## WHAT TO PRODUCE
Report the number of lines that hold the string "screenshot". Leave out any other text.

## PROVIDED MATERIAL

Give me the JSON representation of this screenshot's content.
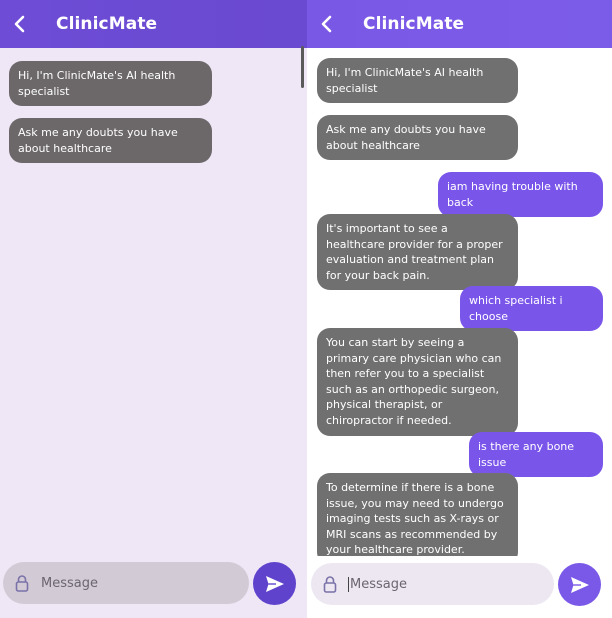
{
  "left": {
    "header": {
      "title": "ClinicMate"
    },
    "messages": [
      {
        "role": "bot",
        "text": "Hi, I'm ClinicMate's AI health specialist"
      },
      {
        "role": "bot",
        "text": "Ask me any doubts you have about healthcare"
      }
    ],
    "composer": {
      "placeholder": "Message"
    }
  },
  "right": {
    "header": {
      "title": "ClinicMate"
    },
    "messages": [
      {
        "role": "bot",
        "text": "Hi, I'm ClinicMate's AI health specialist"
      },
      {
        "role": "bot",
        "text": "Ask me any doubts you have about healthcare"
      },
      {
        "role": "user",
        "text": "iam having trouble with back"
      },
      {
        "role": "bot",
        "text": "It's important to see a healthcare provider for a proper evaluation and treatment plan for your back pain."
      },
      {
        "role": "user",
        "text": "which specialist i choose"
      },
      {
        "role": "bot",
        "text": "You can start by seeing a primary care physician who can then refer you to a specialist such as an orthopedic surgeon, physical therapist, or chiropractor if needed."
      },
      {
        "role": "user",
        "text": "is there any bone issue"
      },
      {
        "role": "bot",
        "text": "To determine if there is a bone issue, you may need to undergo imaging tests such as X-rays or MRI scans as recommended by your healthcare provider."
      }
    ],
    "composer": {
      "placeholder": "Message"
    }
  },
  "colors": {
    "header_purple": "#6e4cd6",
    "user_bubble": "#7a55ea",
    "bot_bubble": "#707070",
    "send_button": "#5f43cc"
  },
  "icons": {
    "back": "chevron-left-icon",
    "lock": "lock-icon",
    "send": "send-icon"
  }
}
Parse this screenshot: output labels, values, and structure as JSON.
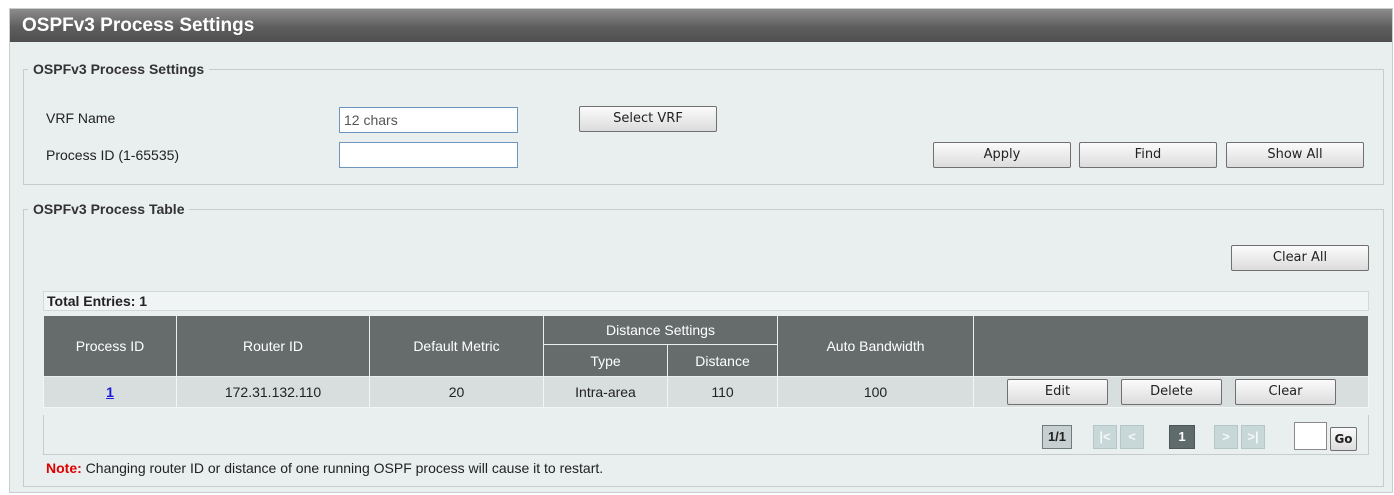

## WRITTEN ANSWER
2